**Entries:**
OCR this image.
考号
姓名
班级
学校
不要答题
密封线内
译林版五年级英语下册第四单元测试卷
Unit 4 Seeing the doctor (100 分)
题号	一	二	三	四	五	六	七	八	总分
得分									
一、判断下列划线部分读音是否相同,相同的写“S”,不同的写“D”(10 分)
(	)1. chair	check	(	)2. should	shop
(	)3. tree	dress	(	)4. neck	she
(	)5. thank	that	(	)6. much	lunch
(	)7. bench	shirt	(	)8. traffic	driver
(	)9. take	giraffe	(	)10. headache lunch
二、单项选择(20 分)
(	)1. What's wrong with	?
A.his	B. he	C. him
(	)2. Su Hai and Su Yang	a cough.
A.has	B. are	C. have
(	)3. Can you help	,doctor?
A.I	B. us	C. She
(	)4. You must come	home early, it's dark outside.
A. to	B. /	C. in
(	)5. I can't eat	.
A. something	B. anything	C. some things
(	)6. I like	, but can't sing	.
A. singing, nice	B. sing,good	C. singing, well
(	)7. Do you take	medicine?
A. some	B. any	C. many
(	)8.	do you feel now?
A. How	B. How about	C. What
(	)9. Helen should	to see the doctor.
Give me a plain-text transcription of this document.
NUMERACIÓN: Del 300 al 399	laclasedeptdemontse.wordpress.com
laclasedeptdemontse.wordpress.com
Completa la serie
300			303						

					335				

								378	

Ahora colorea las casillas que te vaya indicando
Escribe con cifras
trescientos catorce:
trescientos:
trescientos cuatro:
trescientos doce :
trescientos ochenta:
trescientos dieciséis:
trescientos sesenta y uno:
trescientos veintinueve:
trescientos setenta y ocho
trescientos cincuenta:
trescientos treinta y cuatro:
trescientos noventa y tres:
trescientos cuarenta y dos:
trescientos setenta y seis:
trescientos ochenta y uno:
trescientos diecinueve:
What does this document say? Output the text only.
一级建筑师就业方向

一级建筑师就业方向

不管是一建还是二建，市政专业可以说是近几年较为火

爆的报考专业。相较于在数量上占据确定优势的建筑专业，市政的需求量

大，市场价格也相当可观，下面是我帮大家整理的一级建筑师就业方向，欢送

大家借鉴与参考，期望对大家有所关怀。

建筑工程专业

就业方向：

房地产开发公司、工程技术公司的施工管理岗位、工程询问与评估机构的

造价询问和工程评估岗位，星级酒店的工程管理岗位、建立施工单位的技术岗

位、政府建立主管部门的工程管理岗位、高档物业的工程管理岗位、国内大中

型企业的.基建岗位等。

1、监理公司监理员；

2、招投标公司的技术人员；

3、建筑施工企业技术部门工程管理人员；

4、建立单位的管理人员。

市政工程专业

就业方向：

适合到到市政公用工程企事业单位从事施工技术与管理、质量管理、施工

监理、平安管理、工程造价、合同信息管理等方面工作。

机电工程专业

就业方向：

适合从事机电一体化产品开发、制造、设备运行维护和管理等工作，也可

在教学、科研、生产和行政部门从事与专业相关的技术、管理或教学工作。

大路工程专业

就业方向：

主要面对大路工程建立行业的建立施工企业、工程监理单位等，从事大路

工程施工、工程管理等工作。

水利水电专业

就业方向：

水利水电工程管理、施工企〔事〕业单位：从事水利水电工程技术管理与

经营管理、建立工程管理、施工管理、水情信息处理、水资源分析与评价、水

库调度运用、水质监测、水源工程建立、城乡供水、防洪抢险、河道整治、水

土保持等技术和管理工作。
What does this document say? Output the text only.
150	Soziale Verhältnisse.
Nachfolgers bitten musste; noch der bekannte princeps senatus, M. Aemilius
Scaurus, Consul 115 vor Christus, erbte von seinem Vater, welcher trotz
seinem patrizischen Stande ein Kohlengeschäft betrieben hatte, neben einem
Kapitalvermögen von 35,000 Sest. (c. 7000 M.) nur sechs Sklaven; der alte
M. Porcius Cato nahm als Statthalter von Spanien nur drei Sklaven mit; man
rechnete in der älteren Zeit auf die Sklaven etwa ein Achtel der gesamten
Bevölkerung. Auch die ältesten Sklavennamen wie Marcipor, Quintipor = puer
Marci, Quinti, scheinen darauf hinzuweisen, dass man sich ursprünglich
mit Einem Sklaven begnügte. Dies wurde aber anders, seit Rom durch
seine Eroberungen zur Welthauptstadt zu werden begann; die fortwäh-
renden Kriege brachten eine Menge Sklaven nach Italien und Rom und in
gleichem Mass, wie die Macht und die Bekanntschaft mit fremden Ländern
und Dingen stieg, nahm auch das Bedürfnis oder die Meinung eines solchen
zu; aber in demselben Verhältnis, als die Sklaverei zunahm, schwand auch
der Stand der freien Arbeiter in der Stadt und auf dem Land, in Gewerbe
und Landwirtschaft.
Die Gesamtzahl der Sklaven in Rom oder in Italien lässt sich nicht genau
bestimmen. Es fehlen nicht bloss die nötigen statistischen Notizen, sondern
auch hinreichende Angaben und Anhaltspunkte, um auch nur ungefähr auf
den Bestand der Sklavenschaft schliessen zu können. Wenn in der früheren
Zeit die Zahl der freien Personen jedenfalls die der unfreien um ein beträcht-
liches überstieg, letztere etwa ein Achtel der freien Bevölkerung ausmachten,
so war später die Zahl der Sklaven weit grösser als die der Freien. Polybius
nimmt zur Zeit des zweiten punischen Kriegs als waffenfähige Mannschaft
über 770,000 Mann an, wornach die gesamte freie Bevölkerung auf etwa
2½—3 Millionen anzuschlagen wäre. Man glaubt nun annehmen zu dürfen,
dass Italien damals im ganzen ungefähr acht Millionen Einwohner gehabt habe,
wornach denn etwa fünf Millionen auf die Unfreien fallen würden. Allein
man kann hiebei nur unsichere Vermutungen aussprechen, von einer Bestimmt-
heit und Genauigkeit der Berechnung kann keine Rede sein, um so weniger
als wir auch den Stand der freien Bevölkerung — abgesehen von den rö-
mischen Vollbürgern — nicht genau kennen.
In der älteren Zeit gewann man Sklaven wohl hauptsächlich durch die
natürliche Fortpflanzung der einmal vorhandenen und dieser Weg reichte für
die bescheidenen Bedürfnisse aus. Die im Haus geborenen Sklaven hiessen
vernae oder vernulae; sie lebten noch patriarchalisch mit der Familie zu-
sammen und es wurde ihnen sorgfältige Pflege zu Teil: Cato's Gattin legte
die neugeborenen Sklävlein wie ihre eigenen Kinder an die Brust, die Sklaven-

**What to work on:**
Find how many lines in the listing hold "dass", and reply with that number only.

**Problem solution:**
2